(Task goal):
Lines containing the word "protected" are to be counted; state their number and nothing further.

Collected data

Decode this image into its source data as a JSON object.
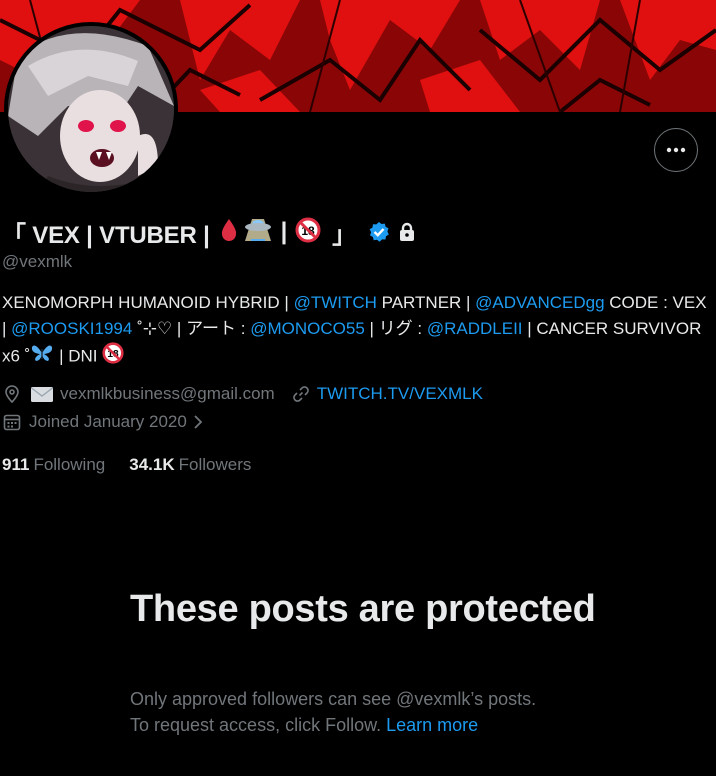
{
  "profile": {
    "display_name_part1": "「 VEX | VTUBER |",
    "display_name_sep": "|",
    "display_name_end": "」",
    "age_badge": "18",
    "handle": "@vexmlk",
    "verified_icon": "verified-badge-icon",
    "lock_icon": "lock-icon"
  },
  "bio": {
    "seg1": "XENOMORPH HUMANOID HYBRID | ",
    "link1": "@TWITCH",
    "seg2": " PARTNER | ",
    "link2": "@ADVANCEDgg",
    "seg3": " CODE : VEX | ",
    "link3": "@ROOSKI1994",
    "seg4": " ˚⊹♡ | アート : ",
    "link4": "@MONOCO55",
    "seg5": " | リグ : ",
    "link5": "@RADDLEII",
    "seg6": " | CANCER SURVIVOR x6 ˚",
    "seg7": " | DNI ",
    "age_badge": "18"
  },
  "meta": {
    "email": "vexmlkbusiness@gmail.com",
    "website": "TWITCH.TV/VEXMLK",
    "joined": "Joined January 2020"
  },
  "stats": {
    "following_count": "911",
    "following_label": "Following",
    "followers_count": "34.1K",
    "followers_label": "Followers"
  },
  "protected": {
    "title": "These posts are protected",
    "desc_line1": "Only approved followers can see @vexmlk’s posts.",
    "desc_line2": "To request access, click Follow.",
    "learn_more": "Learn more"
  },
  "colors": {
    "background": "#000000",
    "text_primary": "#e7e9ea",
    "text_secondary": "#71767b",
    "link": "#1d9bf0",
    "banner_red": "#c80a0a"
  }
}
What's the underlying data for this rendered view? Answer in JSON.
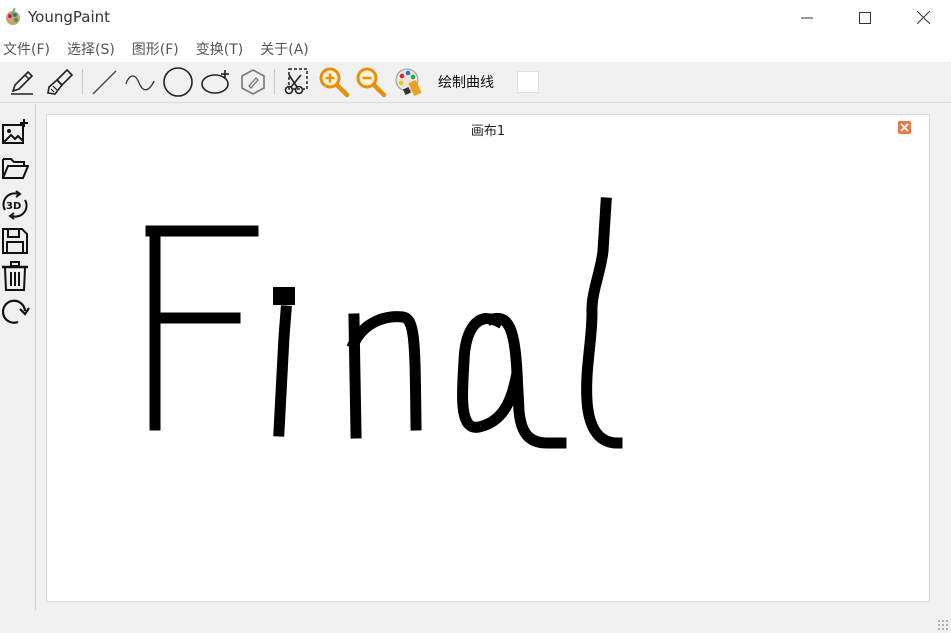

(Solution):
2